Your objective: Your task is to transcribe all of the data below exactly, omitting the images.

[Source records]
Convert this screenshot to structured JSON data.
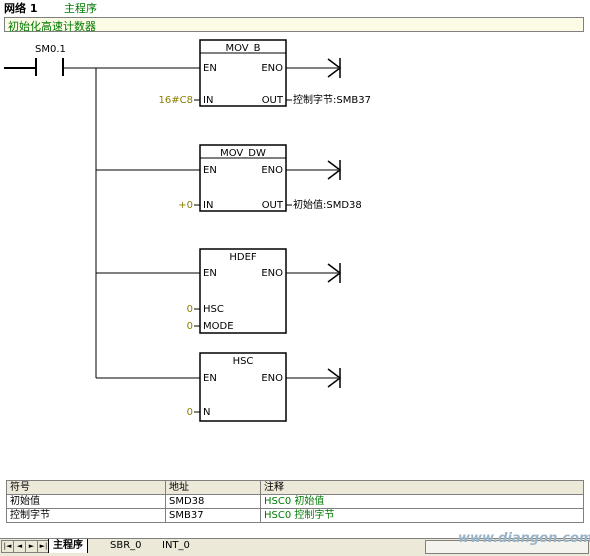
{
  "header": {
    "network": "网络 1",
    "title": "主程序"
  },
  "network_comment": "初始化高速计数器",
  "contact": {
    "label": "SM0.1"
  },
  "boxes": [
    {
      "name": "MOV_B",
      "en": "EN",
      "eno": "ENO",
      "inputs": [
        {
          "pin": "IN",
          "operand": "16#C8"
        }
      ],
      "output": {
        "pin": "OUT",
        "operand": "控制字节:SMB37"
      }
    },
    {
      "name": "MOV_DW",
      "en": "EN",
      "eno": "ENO",
      "inputs": [
        {
          "pin": "IN",
          "operand": "+0"
        }
      ],
      "output": {
        "pin": "OUT",
        "operand": "初始值:SMD38"
      }
    },
    {
      "name": "HDEF",
      "en": "EN",
      "eno": "ENO",
      "inputs": [
        {
          "pin": "HSC",
          "operand": "0"
        },
        {
          "pin": "MODE",
          "operand": "0"
        }
      ]
    },
    {
      "name": "HSC",
      "en": "EN",
      "eno": "ENO",
      "inputs": [
        {
          "pin": "N",
          "operand": "0"
        }
      ]
    }
  ],
  "symbol_table": {
    "headers": [
      "符号",
      "地址",
      "注释"
    ],
    "rows": [
      [
        "初始值",
        "SMD38",
        "HSC0 初始值"
      ],
      [
        "控制字节",
        "SMB37",
        "HSC0 控制字节"
      ]
    ]
  },
  "tabs": {
    "nav": [
      "|◄",
      "◄",
      "►",
      "►|"
    ],
    "main": "主程序",
    "sbr": "SBR_0",
    "int": "INT_0"
  },
  "watermark": "www.diangon.com",
  "colors": {
    "comment_text": "#007a00",
    "operand": "#8b7d00",
    "box_border": "#000000"
  }
}
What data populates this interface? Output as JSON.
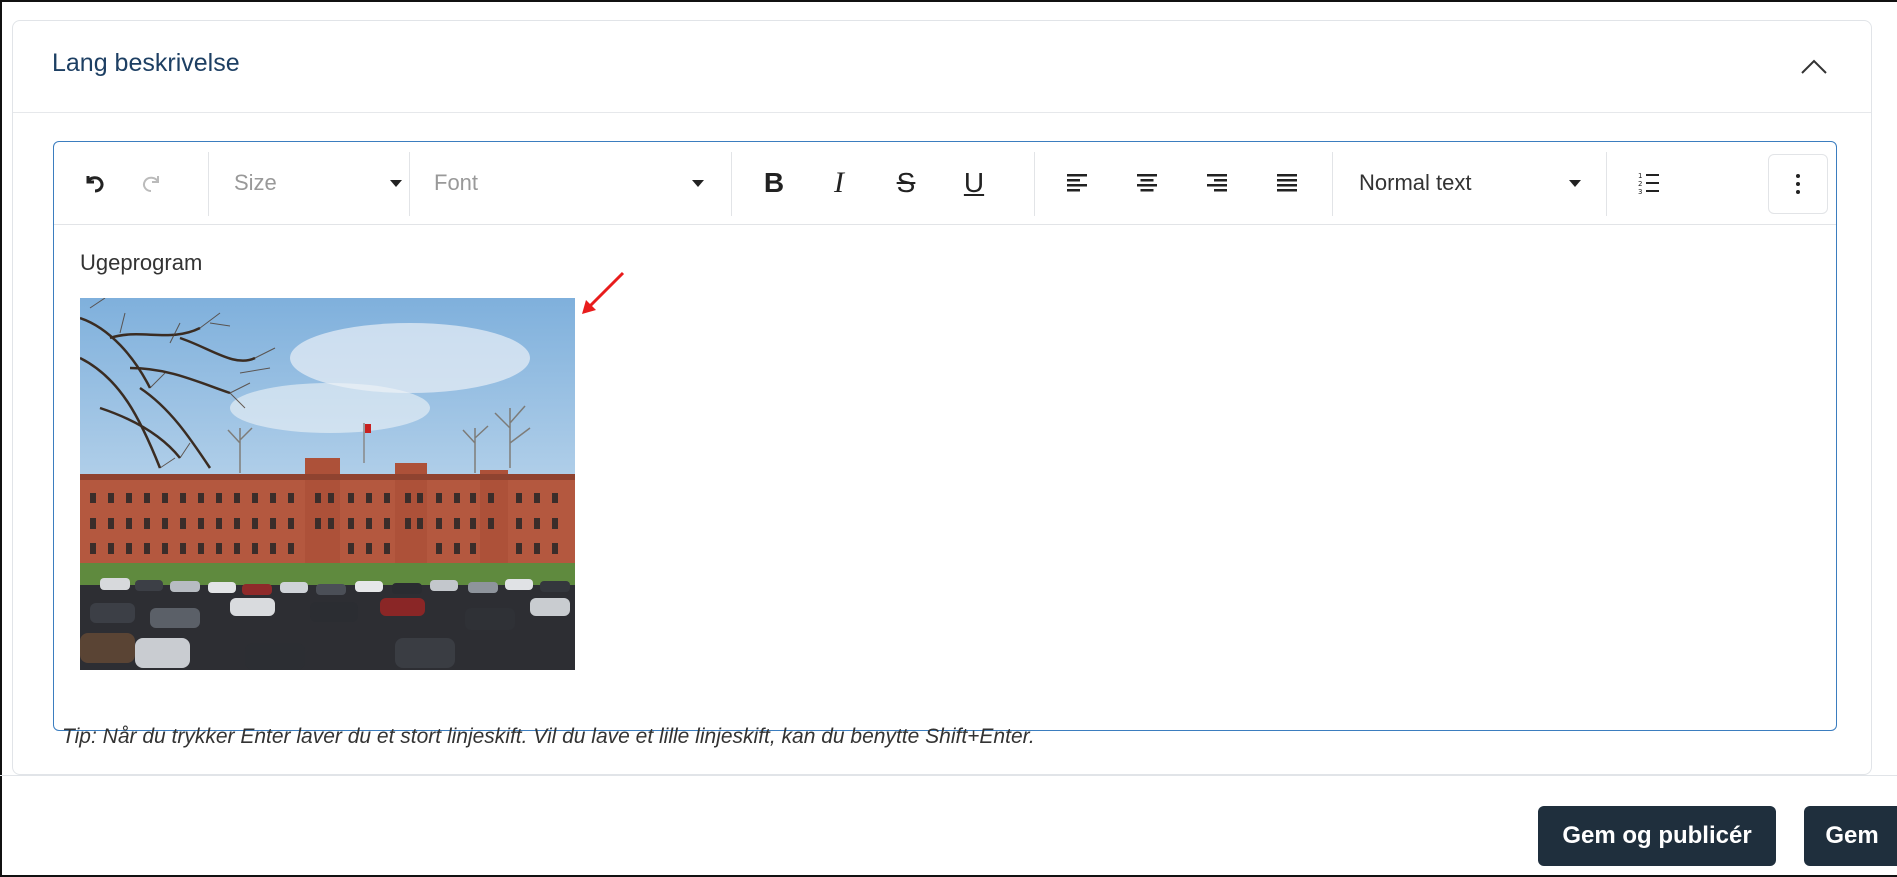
{
  "panel": {
    "title": "Lang beskrivelse"
  },
  "toolbar": {
    "size_label": "Size",
    "font_label": "Font",
    "bold_label": "B",
    "italic_label": "I",
    "strike_label": "S",
    "underline_label": "U",
    "block_label": "Normal text",
    "icons": [
      "undo-icon",
      "redo-icon",
      "align-left-icon",
      "align-center-icon",
      "align-right-icon",
      "align-justify-icon",
      "ordered-list-icon",
      "more-vertical-icon"
    ]
  },
  "editor": {
    "paragraph": "Ugeprogram"
  },
  "tip": "Tip: Når du trykker Enter laver du et stort linjeskift. Vil du lave et lille linjeskift, kan du benytte Shift+Enter.",
  "actions": {
    "publish_label": "Gem og publicér",
    "save_label": "Gem"
  },
  "colors": {
    "title": "#1d3f63",
    "editor_border": "#3b7dbf",
    "button_bg": "#1f2f3d",
    "annotation_arrow": "#e81c1c"
  }
}
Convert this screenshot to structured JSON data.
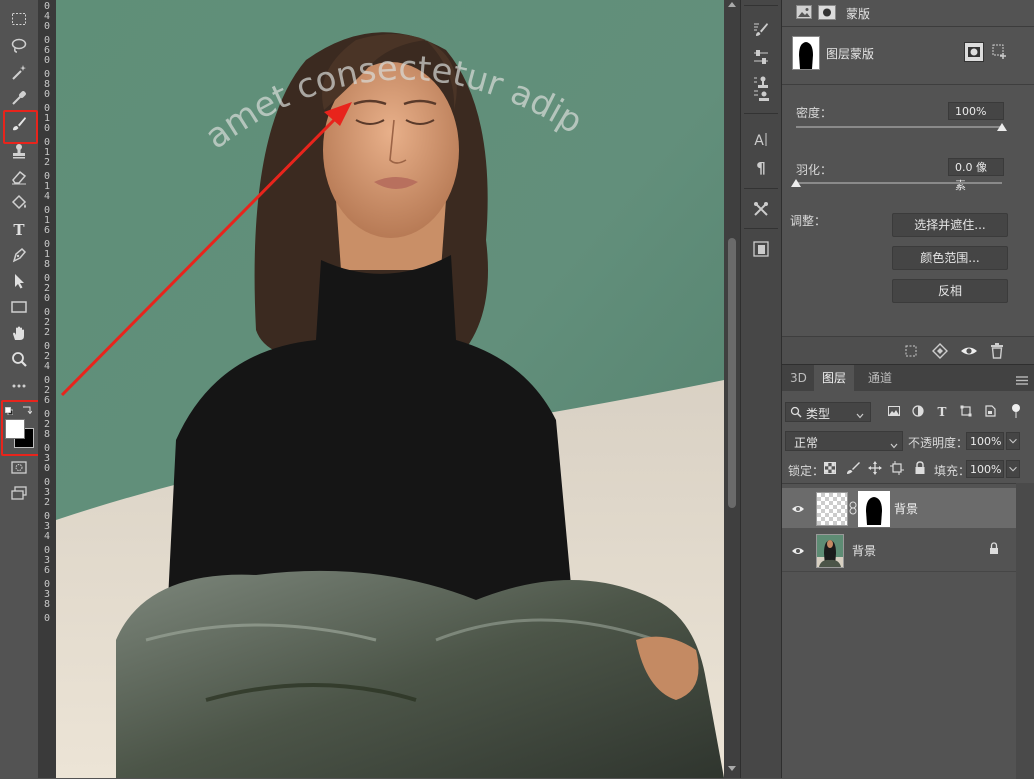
{
  "toolbar": {
    "tools": [
      "marquee-tool",
      "lasso-tool",
      "magic-wand-tool",
      "eyedropper-tool",
      "brush-tool",
      "clone-stamp-tool",
      "eraser-tool",
      "paint-bucket-tool",
      "type-tool",
      "pen-tool",
      "path-selection-tool",
      "rectangle-tool",
      "hand-tool",
      "zoom-tool",
      "more-tools"
    ],
    "active_tool": "brush-tool",
    "foreground_color": "#ffffff",
    "background_color": "#000000"
  },
  "ruler": {
    "labels": [
      "0",
      "4",
      "0",
      "0",
      "6",
      "0",
      "0",
      "8",
      "0",
      "0",
      "1",
      "0",
      "0",
      "1",
      "2",
      "0",
      "1",
      "4",
      "0",
      "1",
      "6",
      "0",
      "1",
      "8",
      "0",
      "2",
      "0",
      "0",
      "2",
      "2",
      "0",
      "2",
      "4",
      "0",
      "2",
      "6",
      "0",
      "2",
      "8",
      "0",
      "3",
      "0",
      "0",
      "3",
      "2",
      "0",
      "3",
      "4",
      "0",
      "3",
      "6",
      "0",
      "3",
      "8",
      "0"
    ]
  },
  "canvas": {
    "curved_text": "amet consectetur adipisicing sed do eiusmod",
    "annotation_color": "#e8241c"
  },
  "properties": {
    "header_tab": "蒙版",
    "mask_title": "图层蒙版",
    "density_label": "密度：",
    "density_value": "100%",
    "density_level": 1.0,
    "feather_label": "羽化：",
    "feather_value": "0.0 像素",
    "feather_level": 0.0,
    "adjust_label": "调整：",
    "select_and_mask_btn": "选择并遮住...",
    "color_range_btn": "颜色范围...",
    "invert_btn": "反相"
  },
  "layers_panel": {
    "tabs": [
      "3D",
      "图层",
      "通道"
    ],
    "active_tab": "图层",
    "filter_kind": "类型",
    "blend_mode": "正常",
    "opacity_label": "不透明度：",
    "opacity_value": "100%",
    "lock_label": "锁定：",
    "fill_label": "填充：",
    "fill_value": "100%",
    "layers": [
      {
        "name": "背景",
        "selected": true,
        "has_mask": true,
        "locked": false
      },
      {
        "name": "背景",
        "selected": false,
        "has_mask": false,
        "locked": true
      }
    ]
  }
}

Completed task:
Convert this screenshot to structured JSON data.
{
  "header": {
    "network": "网络 1",
    "title": "主程序"
  },
  "network_comment": "初始化高速计数器",
  "contact": {
    "label": "SM0.1"
  },
  "boxes": [
    {
      "name": "MOV_B",
      "en": "EN",
      "eno": "ENO",
      "inputs": [
        {
          "pin": "IN",
          "operand": "16#C8"
        }
      ],
      "output": {
        "pin": "OUT",
        "operand": "控制字节:SMB37"
      }
    },
    {
      "name": "MOV_DW",
      "en": "EN",
      "eno": "ENO",
      "inputs": [
        {
          "pin": "IN",
          "operand": "+0"
        }
      ],
      "output": {
        "pin": "OUT",
        "operand": "初始值:SMD38"
      }
    },
    {
      "name": "HDEF",
      "en": "EN",
      "eno": "ENO",
      "inputs": [
        {
          "pin": "HSC",
          "operand": "0"
        },
        {
          "pin": "MODE",
          "operand": "0"
        }
      ]
    },
    {
      "name": "HSC",
      "en": "EN",
      "eno": "ENO",
      "inputs": [
        {
          "pin": "N",
          "operand": "0"
        }
      ]
    }
  ],
  "symbol_table": {
    "headers": [
      "符号",
      "地址",
      "注释"
    ],
    "rows": [
      [
        "初始值",
        "SMD38",
        "HSC0 初始值"
      ],
      [
        "控制字节",
        "SMB37",
        "HSC0 控制字节"
      ]
    ]
  },
  "tabs": {
    "nav": [
      "|◄",
      "◄",
      "►",
      "►|"
    ],
    "main": "主程序",
    "sbr": "SBR_0",
    "int": "INT_0"
  },
  "watermark": "www.diangon.com",
  "colors": {
    "comment_text": "#007a00",
    "operand": "#8b7d00",
    "box_border": "#000000"
  }
}
What data populates this interface? Output as JSON.
{
  "panel": {
    "title": "Lang beskrivelse"
  },
  "toolbar": {
    "size_label": "Size",
    "font_label": "Font",
    "bold_label": "B",
    "italic_label": "I",
    "strike_label": "S",
    "underline_label": "U",
    "block_label": "Normal text",
    "icons": [
      "undo-icon",
      "redo-icon",
      "align-left-icon",
      "align-center-icon",
      "align-right-icon",
      "align-justify-icon",
      "ordered-list-icon",
      "more-vertical-icon"
    ]
  },
  "editor": {
    "paragraph": "Ugeprogram"
  },
  "tip": "Tip: Når du trykker Enter laver du et stort linjeskift. Vil du lave et lille linjeskift, kan du benytte Shift+Enter.",
  "actions": {
    "publish_label": "Gem og publicér",
    "save_label": "Gem"
  },
  "colors": {
    "title": "#1d3f63",
    "editor_border": "#3b7dbf",
    "button_bg": "#1f2f3d",
    "annotation_arrow": "#e81c1c"
  }
}
Convert this screenshot to structured JSON data.
{
  "toolbar": {
    "tools": [
      "marquee-tool",
      "lasso-tool",
      "magic-wand-tool",
      "eyedropper-tool",
      "brush-tool",
      "clone-stamp-tool",
      "eraser-tool",
      "paint-bucket-tool",
      "type-tool",
      "pen-tool",
      "path-selection-tool",
      "rectangle-tool",
      "hand-tool",
      "zoom-tool",
      "more-tools"
    ],
    "active_tool": "brush-tool",
    "foreground_color": "#ffffff",
    "background_color": "#000000"
  },
  "ruler": {
    "labels": [
      "0",
      "4",
      "0",
      "0",
      "6",
      "0",
      "0",
      "8",
      "0",
      "0",
      "1",
      "0",
      "0",
      "1",
      "2",
      "0",
      "1",
      "4",
      "0",
      "1",
      "6",
      "0",
      "1",
      "8",
      "0",
      "2",
      "0",
      "0",
      "2",
      "2",
      "0",
      "2",
      "4",
      "0",
      "2",
      "6",
      "0",
      "2",
      "8",
      "0",
      "3",
      "0",
      "0",
      "3",
      "2",
      "0",
      "3",
      "4",
      "0",
      "3",
      "6",
      "0",
      "3",
      "8",
      "0"
    ]
  },
  "canvas": {
    "curved_text": "amet consectetur adipisicing sed do eiusmod",
    "annotation_color": "#e8241c"
  },
  "properties": {
    "header_tab": "蒙版",
    "mask_title": "图层蒙版",
    "density_label": "密度：",
    "density_value": "100%",
    "density_level": 1.0,
    "feather_label": "羽化：",
    "feather_value": "0.0 像素",
    "feather_level": 0.0,
    "adjust_label": "调整：",
    "select_and_mask_btn": "选择并遮住...",
    "color_range_btn": "颜色范围...",
    "invert_btn": "反相"
  },
  "layers_panel": {
    "tabs": [
      "3D",
      "图层",
      "通道"
    ],
    "active_tab": "图层",
    "filter_kind": "类型",
    "blend_mode": "正常",
    "opacity_label": "不透明度：",
    "opacity_value": "100%",
    "lock_label": "锁定：",
    "fill_label": "填充：",
    "fill_value": "100%",
    "layers": [
      {
        "name": "背景",
        "selected": true,
        "has_mask": true,
        "locked": false
      },
      {
        "name": "背景",
        "selected": false,
        "has_mask": false,
        "locked": true
      }
    ]
  }
}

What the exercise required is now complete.